YOUR TASK: Copy all of the data below verbatim, line for line and in the original order.

DATA PROVIDED:
▼▼▼

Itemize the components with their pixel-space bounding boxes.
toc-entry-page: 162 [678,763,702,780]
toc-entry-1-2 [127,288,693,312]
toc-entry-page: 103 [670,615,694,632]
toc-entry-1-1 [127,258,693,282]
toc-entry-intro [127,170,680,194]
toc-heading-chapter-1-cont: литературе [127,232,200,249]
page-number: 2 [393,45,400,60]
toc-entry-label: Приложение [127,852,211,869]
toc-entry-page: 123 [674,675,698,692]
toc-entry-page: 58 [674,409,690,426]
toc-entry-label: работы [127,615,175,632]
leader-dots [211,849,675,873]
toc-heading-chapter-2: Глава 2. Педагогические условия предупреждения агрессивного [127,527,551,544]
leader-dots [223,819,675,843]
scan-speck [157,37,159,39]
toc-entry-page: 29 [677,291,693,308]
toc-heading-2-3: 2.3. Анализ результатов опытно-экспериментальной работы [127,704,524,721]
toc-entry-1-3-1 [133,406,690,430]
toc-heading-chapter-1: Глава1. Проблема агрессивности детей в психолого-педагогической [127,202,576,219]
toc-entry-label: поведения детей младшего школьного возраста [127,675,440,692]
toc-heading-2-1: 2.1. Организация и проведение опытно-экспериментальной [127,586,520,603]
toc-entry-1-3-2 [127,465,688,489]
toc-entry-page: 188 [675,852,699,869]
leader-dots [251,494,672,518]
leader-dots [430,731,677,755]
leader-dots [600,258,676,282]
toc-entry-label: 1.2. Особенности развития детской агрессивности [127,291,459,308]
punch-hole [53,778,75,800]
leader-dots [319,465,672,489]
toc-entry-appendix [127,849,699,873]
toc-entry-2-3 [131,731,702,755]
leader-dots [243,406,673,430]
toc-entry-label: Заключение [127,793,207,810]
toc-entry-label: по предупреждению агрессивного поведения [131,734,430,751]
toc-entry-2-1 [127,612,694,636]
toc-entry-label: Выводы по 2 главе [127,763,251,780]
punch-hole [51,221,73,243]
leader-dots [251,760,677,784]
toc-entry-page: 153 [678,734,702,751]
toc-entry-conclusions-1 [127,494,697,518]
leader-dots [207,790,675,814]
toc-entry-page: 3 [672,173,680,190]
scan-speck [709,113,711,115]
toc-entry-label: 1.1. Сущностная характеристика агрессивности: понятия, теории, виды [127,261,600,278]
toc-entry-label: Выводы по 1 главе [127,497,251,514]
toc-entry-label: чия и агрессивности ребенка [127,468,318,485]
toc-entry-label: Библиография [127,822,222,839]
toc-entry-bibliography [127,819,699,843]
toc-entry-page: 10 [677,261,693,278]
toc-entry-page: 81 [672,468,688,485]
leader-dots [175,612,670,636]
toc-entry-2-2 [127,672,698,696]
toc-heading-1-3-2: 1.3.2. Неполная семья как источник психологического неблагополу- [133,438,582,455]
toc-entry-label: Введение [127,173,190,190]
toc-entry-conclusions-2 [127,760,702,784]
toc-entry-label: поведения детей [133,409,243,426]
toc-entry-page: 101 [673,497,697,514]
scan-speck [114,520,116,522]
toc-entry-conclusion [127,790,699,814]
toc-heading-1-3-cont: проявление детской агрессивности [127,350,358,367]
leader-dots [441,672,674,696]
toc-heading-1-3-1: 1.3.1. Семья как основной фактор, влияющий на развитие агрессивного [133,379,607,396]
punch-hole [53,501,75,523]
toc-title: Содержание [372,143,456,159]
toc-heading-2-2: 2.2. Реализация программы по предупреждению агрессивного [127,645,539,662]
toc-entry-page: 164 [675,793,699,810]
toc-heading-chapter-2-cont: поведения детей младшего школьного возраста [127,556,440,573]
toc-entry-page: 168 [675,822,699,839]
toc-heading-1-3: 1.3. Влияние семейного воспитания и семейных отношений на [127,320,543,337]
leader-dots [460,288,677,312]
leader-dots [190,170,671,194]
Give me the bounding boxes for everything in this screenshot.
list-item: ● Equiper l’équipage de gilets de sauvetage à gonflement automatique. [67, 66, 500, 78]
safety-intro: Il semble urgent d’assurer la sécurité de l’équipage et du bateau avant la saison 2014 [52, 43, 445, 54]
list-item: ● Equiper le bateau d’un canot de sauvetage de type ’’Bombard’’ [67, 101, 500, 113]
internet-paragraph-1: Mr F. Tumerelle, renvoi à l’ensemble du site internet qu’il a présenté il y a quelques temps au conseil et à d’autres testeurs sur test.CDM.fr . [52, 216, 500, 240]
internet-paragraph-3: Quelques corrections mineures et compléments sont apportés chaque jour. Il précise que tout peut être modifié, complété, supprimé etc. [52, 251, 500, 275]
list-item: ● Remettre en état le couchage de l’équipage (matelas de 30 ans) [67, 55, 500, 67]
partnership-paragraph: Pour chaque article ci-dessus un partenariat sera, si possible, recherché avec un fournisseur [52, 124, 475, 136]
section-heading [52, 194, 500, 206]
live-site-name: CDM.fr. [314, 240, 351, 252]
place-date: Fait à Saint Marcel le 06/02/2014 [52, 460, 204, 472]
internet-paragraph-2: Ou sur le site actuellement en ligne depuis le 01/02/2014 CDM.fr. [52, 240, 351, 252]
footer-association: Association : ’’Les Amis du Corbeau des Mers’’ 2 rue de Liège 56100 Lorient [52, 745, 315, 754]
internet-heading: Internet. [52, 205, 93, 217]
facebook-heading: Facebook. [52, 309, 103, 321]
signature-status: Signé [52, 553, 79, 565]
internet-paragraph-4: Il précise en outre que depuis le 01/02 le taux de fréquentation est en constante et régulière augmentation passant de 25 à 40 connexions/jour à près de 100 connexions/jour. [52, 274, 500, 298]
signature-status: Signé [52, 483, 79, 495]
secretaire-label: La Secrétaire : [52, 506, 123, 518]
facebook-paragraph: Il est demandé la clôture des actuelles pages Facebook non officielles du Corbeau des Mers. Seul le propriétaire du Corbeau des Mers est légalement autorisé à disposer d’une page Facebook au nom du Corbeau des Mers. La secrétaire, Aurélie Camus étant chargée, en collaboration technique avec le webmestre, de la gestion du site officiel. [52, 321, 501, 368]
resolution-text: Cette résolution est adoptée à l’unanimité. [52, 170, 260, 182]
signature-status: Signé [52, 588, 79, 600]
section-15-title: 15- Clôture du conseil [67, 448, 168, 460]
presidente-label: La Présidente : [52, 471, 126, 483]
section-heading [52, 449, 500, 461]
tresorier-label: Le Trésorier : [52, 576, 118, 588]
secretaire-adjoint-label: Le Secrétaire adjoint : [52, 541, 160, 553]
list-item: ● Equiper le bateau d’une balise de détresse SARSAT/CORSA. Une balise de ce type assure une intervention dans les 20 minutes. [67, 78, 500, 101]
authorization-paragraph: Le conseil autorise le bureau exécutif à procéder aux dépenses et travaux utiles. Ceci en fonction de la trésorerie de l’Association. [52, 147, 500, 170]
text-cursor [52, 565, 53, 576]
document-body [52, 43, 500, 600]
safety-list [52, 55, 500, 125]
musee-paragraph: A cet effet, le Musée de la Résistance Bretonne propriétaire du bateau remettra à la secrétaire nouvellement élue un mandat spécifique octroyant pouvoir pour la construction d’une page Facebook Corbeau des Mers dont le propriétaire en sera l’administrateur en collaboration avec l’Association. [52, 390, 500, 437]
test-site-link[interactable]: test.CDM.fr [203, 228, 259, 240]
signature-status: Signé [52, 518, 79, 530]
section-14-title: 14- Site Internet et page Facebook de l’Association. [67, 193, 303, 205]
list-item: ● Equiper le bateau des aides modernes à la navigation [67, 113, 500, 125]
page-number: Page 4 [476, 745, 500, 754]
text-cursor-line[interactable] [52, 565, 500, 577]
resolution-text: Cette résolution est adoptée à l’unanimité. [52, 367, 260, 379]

▲▲▲

SOLUTION FOR THIS EXERCISE:
Itemize the components with their pixel-space bounding boxes.
toc-entry-page: 162 [678,763,702,780]
toc-entry-1-2 [127,288,693,312]
toc-entry-page: 103 [670,615,694,632]
toc-entry-1-1 [127,258,693,282]
toc-entry-intro [127,170,680,194]
toc-heading-chapter-1-cont: литературе [127,232,200,249]
page-number: 2 [393,45,400,60]
toc-entry-label: Приложение [127,852,211,869]
toc-entry-page: 123 [674,675,698,692]
toc-entry-page: 58 [674,409,690,426]
toc-entry-label: работы [127,615,175,632]
leader-dots [211,849,675,873]
toc-heading-chapter-2: Глава 2. Педагогические условия предупреждения агрессивного [127,527,551,544]
leader-dots [223,819,675,843]
scan-speck [157,37,159,39]
toc-entry-page: 29 [677,291,693,308]
toc-heading-2-3: 2.3. Анализ результатов опытно-экспериментальной работы [127,704,524,721]
toc-entry-1-3-1 [133,406,690,430]
toc-heading-chapter-1: Глава1. Проблема агрессивности детей в психолого-педагогической [127,202,576,219]
toc-entry-label: поведения детей младшего школьного возраста [127,675,440,692]
toc-heading-2-1: 2.1. Организация и проведение опытно-экспериментальной [127,586,520,603]
toc-entry-1-3-2 [127,465,688,489]
toc-entry-page: 188 [675,852,699,869]
leader-dots [251,494,672,518]
leader-dots [430,731,677,755]
leader-dots [600,258,676,282]
toc-entry-label: 1.2. Особенности развития детской агрессивности [127,291,459,308]
punch-hole [53,778,75,800]
leader-dots [319,465,672,489]
toc-entry-appendix [127,849,699,873]
toc-entry-2-3 [131,731,702,755]
leader-dots [243,406,673,430]
toc-entry-label: Заключение [127,793,207,810]
toc-entry-label: по предупреждению агрессивного поведения [131,734,430,751]
toc-entry-2-1 [127,612,694,636]
toc-entry-label: Выводы по 2 главе [127,763,251,780]
punch-hole [51,221,73,243]
leader-dots [251,760,677,784]
toc-entry-page: 153 [678,734,702,751]
toc-entry-conclusions-1 [127,494,697,518]
leader-dots [207,790,675,814]
toc-entry-page: 3 [672,173,680,190]
scan-speck [709,113,711,115]
toc-entry-label: 1.1. Сущностная характеристика агрессивности: понятия, теории, виды [127,261,600,278]
toc-entry-label: Выводы по 1 главе [127,497,251,514]
toc-entry-label: чия и агрессивности ребенка [127,468,318,485]
toc-entry-label: Библиография [127,822,222,839]
toc-entry-bibliography [127,819,699,843]
toc-entry-page: 10 [677,261,693,278]
toc-entry-page: 81 [672,468,688,485]
leader-dots [175,612,670,636]
toc-entry-2-2 [127,672,698,696]
toc-heading-1-3-2: 1.3.2. Неполная семья как источник психологического неблагополу- [133,438,582,455]
toc-entry-label: Введение [127,173,190,190]
toc-entry-conclusions-2 [127,760,702,784]
toc-entry-label: поведения детей [133,409,243,426]
toc-entry-page: 101 [673,497,697,514]
scan-speck [114,520,116,522]
toc-entry-conclusion [127,790,699,814]
toc-heading-1-3-cont: проявление детской агрессивности [127,350,358,367]
leader-dots [441,672,674,696]
toc-heading-1-3-1: 1.3.1. Семья как основной фактор, влияющий на развитие агрессивного [133,379,607,396]
punch-hole [53,501,75,523]
toc-title: Содержание [372,143,456,159]
toc-heading-2-2: 2.2. Реализация программы по предупреждению агрессивного [127,645,539,662]
toc-entry-page: 164 [675,793,699,810]
toc-heading-chapter-2-cont: поведения детей младшего школьного возраста [127,556,440,573]
toc-entry-page: 168 [675,822,699,839]
toc-heading-1-3: 1.3. Влияние семейного воспитания и семейных отношений на [127,320,543,337]
leader-dots [460,288,677,312]
leader-dots [190,170,671,194]
Give me the bounding boxes for everything in this screenshot.
list-item: ● Equiper l’équipage de gilets de sauvetage à gonflement automatique. [67, 66, 500, 78]
safety-intro: Il semble urgent d’assurer la sécurité de l’équipage et du bateau avant la saison 2014 [52, 43, 445, 54]
list-item: ● Equiper le bateau d’un canot de sauvetage de type ’’Bombard’’ [67, 101, 500, 113]
internet-paragraph-1: Mr F. Tumerelle, renvoi à l’ensemble du site internet qu’il a présenté il y a quelques temps au conseil et à d’autres testeurs sur test.CDM.fr . [52, 216, 500, 240]
internet-paragraph-3: Quelques corrections mineures et compléments sont apportés chaque jour. Il précise que tout peut être modifié, complété, supprimé etc. [52, 251, 500, 275]
list-item: ● Remettre en état le couchage de l’équipage (matelas de 30 ans) [67, 55, 500, 67]
partnership-paragraph: Pour chaque article ci-dessus un partenariat sera, si possible, recherché avec un fournisseur [52, 124, 475, 136]
section-heading [52, 194, 500, 206]
live-site-name: CDM.fr. [314, 240, 351, 252]
place-date: Fait à Saint Marcel le 06/02/2014 [52, 460, 204, 472]
internet-paragraph-2: Ou sur le site actuellement en ligne depuis le 01/02/2014 CDM.fr. [52, 240, 351, 252]
footer-association: Association : ’’Les Amis du Corbeau des Mers’’ 2 rue de Liège 56100 Lorient [52, 745, 315, 754]
internet-heading: Internet. [52, 205, 93, 217]
facebook-heading: Facebook. [52, 309, 103, 321]
signature-status: Signé [52, 553, 79, 565]
internet-paragraph-4: Il précise en outre que depuis le 01/02 le taux de fréquentation est en constante et régulière augmentation passant de 25 à 40 connexions/jour à près de 100 connexions/jour. [52, 274, 500, 298]
signature-status: Signé [52, 483, 79, 495]
secretaire-label: La Secrétaire : [52, 506, 123, 518]
facebook-paragraph: Il est demandé la clôture des actuelles pages Facebook non officielles du Corbeau des Mers. Seul le propriétaire du Corbeau des Mers est légalement autorisé à disposer d’une page Facebook au nom du Corbeau des Mers. La secrétaire, Aurélie Camus étant chargée, en collaboration technique avec le webmestre, de la gestion du site officiel. [52, 321, 501, 368]
resolution-text: Cette résolution est adoptée à l’unanimité. [52, 170, 260, 182]
signature-status: Signé [52, 588, 79, 600]
section-15-title: 15- Clôture du conseil [67, 448, 168, 460]
presidente-label: La Présidente : [52, 471, 126, 483]
section-heading [52, 449, 500, 461]
tresorier-label: Le Trésorier : [52, 576, 118, 588]
secretaire-adjoint-label: Le Secrétaire adjoint : [52, 541, 160, 553]
list-item: ● Equiper le bateau d’une balise de détresse SARSAT/CORSA. Une balise de ce type assure une intervention dans les 20 minutes. [67, 78, 500, 101]
authorization-paragraph: Le conseil autorise le bureau exécutif à procéder aux dépenses et travaux utiles. Ceci en fonction de la trésorerie de l’Association. [52, 147, 500, 170]
text-cursor [52, 565, 53, 576]
document-body [52, 43, 500, 600]
safety-list [52, 55, 500, 125]
musee-paragraph: A cet effet, le Musée de la Résistance Bretonne propriétaire du bateau remettra à la secrétaire nouvellement élue un mandat spécifique octroyant pouvoir pour la construction d’une page Facebook Corbeau des Mers dont le propriétaire en sera l’administrateur en collaboration avec l’Association. [52, 390, 500, 437]
test-site-link[interactable]: test.CDM.fr [203, 228, 259, 240]
signature-status: Signé [52, 518, 79, 530]
section-14-title: 14- Site Internet et page Facebook de l’Association. [67, 193, 303, 205]
list-item: ● Equiper le bateau des aides modernes à la navigation [67, 113, 500, 125]
page-number: Page 4 [476, 745, 500, 754]
text-cursor-line[interactable] [52, 565, 500, 577]
resolution-text: Cette résolution est adoptée à l’unanimité. [52, 367, 260, 379]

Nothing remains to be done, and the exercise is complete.